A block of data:
▬▬▬

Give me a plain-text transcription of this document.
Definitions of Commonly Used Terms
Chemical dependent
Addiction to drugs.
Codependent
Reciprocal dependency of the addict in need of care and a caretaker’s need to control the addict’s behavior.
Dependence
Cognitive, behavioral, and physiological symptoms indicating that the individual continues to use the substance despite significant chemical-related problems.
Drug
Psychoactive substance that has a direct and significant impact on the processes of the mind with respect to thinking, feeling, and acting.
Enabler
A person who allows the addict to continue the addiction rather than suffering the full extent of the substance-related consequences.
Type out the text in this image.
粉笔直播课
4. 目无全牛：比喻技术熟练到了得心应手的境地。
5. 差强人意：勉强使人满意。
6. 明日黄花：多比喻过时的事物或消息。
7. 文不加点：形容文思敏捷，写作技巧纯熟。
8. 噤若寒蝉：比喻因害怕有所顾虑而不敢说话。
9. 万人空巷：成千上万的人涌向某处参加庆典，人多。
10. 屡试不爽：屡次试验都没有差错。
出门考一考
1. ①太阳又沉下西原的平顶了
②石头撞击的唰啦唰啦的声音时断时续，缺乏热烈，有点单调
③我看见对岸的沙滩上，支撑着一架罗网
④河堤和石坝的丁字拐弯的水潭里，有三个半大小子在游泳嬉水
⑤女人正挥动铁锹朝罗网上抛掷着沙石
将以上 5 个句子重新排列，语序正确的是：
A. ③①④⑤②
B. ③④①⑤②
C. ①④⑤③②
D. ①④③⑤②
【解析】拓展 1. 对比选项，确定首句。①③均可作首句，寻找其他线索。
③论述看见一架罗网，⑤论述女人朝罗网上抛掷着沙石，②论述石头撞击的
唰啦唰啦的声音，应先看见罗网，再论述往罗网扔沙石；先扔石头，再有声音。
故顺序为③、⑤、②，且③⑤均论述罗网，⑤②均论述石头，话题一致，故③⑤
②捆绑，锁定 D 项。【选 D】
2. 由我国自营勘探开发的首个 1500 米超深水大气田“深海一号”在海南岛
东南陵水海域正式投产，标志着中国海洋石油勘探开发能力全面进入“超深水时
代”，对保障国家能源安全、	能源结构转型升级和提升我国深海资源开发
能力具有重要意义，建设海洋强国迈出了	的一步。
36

▬▬▬

◆ Exercise goal ◆
Each line in the entries above that includes the string "this" should be extracted.

◆ Answer ◆
Give me a plain-text transcription of this document.
Type out the text in this image.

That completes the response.